* [The problem]: Exclude all pictures, then copy each of the records exactly as written.

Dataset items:
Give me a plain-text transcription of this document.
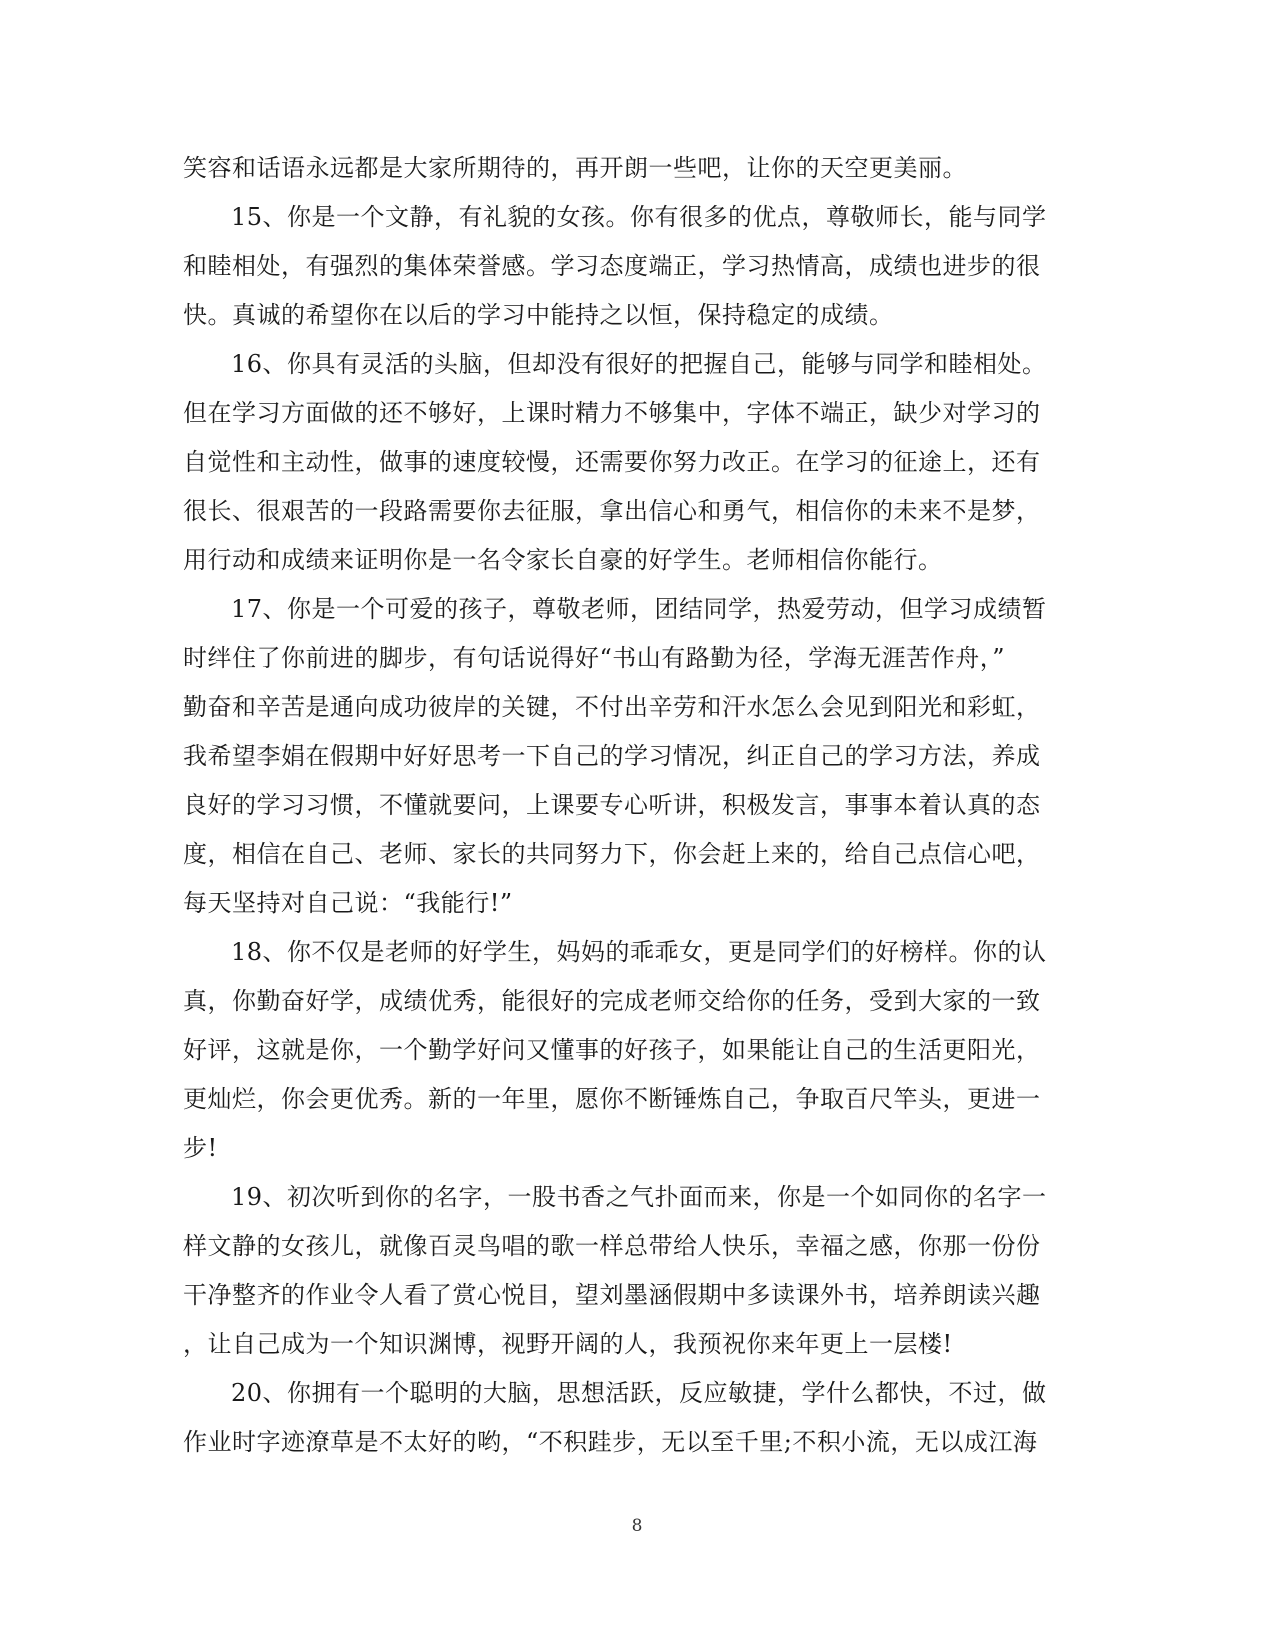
笑容和话语永远都是大家所期待的，再开朗一些吧，让你的天空更美丽。
15、你是一个文静，有礼貌的女孩。你有很多的优点，尊敬师长，能与同学
和睦相处，有强烈的集体荣誉感。学习态度端正，学习热情高，成绩也进步的很
快。真诚的希望你在以后的学习中能持之以恒，保持稳定的成绩。
16、你具有灵活的头脑，但却没有很好的把握自己，能够与同学和睦相处。
但在学习方面做的还不够好，上课时精力不够集中，字体不端正，缺少对学习的
自觉性和主动性，做事的速度较慢，还需要你努力改正。在学习的征途上，还有
很长、很艰苦的一段路需要你去征服，拿出信心和勇气，相信你的未来不是梦，
用行动和成绩来证明你是一名令家长自豪的好学生。老师相信你能行。
17、你是一个可爱的孩子，尊敬老师，团结同学，热爱劳动，但学习成绩暂
时绊住了你前进的脚步，有句话说得好“书山有路勤为径，学海无涯苦作舟，”
勤奋和辛苦是通向成功彼岸的关键，不付出辛劳和汗水怎么会见到阳光和彩虹，
我希望李娟在假期中好好思考一下自己的学习情况，纠正自己的学习方法，养成
良好的学习习惯，不懂就要问，上课要专心听讲，积极发言，事事本着认真的态
度，相信在自己、老师、家长的共同努力下，你会赶上来的，给自己点信心吧，
每天坚持对自己说：“我能行!”
18、你不仅是老师的好学生，妈妈的乖乖女，更是同学们的好榜样。你的认
真，你勤奋好学，成绩优秀，能很好的完成老师交给你的任务，受到大家的一致
好评，这就是你，一个勤学好问又懂事的好孩子，如果能让自己的生活更阳光，
更灿烂，你会更优秀。新的一年里，愿你不断锤炼自己，争取百尺竿头，更进一
步!
19、初次听到你的名字，一股书香之气扑面而来，你是一个如同你的名字一
样文静的女孩儿，就像百灵鸟唱的歌一样总带给人快乐，幸福之感，你那一份份
干净整齐的作业令人看了赏心悦目，望刘墨涵假期中多读课外书，培养朗读兴趣
，让自己成为一个知识渊博，视野开阔的人，我预祝你来年更上一层楼!
20、你拥有一个聪明的大脑，思想活跃，反应敏捷，学什么都快，不过，做
作业时字迹潦草是不太好的哟，“不积跬步，无以至千里;不积小流，无以成江海
8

* [Exercise output]:
Give me a plain-text transcription of this document.
笑容和话语永远都是大家所期待的，再开朗一些吧，让你的天空更美丽。
15、你是一个文静，有礼貌的女孩。你有很多的优点，尊敬师长，能与同学
和睦相处，有强烈的集体荣誉感。学习态度端正，学习热情高，成绩也进步的很
快。真诚的希望你在以后的学习中能持之以恒，保持稳定的成绩。
16、你具有灵活的头脑，但却没有很好的把握自己，能够与同学和睦相处。
但在学习方面做的还不够好，上课时精力不够集中，字体不端正，缺少对学习的
自觉性和主动性，做事的速度较慢，还需要你努力改正。在学习的征途上，还有
很长、很艰苦的一段路需要你去征服，拿出信心和勇气，相信你的未来不是梦，
用行动和成绩来证明你是一名令家长自豪的好学生。老师相信你能行。
17、你是一个可爱的孩子，尊敬老师，团结同学，热爱劳动，但学习成绩暂
时绊住了你前进的脚步，有句话说得好“书山有路勤为径，学海无涯苦作舟，”
勤奋和辛苦是通向成功彼岸的关键，不付出辛劳和汗水怎么会见到阳光和彩虹，
我希望李娟在假期中好好思考一下自己的学习情况，纠正自己的学习方法，养成
良好的学习习惯，不懂就要问，上课要专心听讲，积极发言，事事本着认真的态
度，相信在自己、老师、家长的共同努力下，你会赶上来的，给自己点信心吧，
每天坚持对自己说：“我能行!”
18、你不仅是老师的好学生，妈妈的乖乖女，更是同学们的好榜样。你的认
真，你勤奋好学，成绩优秀，能很好的完成老师交给你的任务，受到大家的一致
好评，这就是你，一个勤学好问又懂事的好孩子，如果能让自己的生活更阳光，
更灿烂，你会更优秀。新的一年里，愿你不断锤炼自己，争取百尺竿头，更进一
步!
19、初次听到你的名字，一股书香之气扑面而来，你是一个如同你的名字一
样文静的女孩儿，就像百灵鸟唱的歌一样总带给人快乐，幸福之感，你那一份份
干净整齐的作业令人看了赏心悦目，望刘墨涵假期中多读课外书，培养朗读兴趣
，让自己成为一个知识渊博，视野开阔的人，我预祝你来年更上一层楼!
20、你拥有一个聪明的大脑，思想活跃，反应敏捷，学什么都快，不过，做
作业时字迹潦草是不太好的哟，“不积跬步，无以至千里;不积小流，无以成江海
8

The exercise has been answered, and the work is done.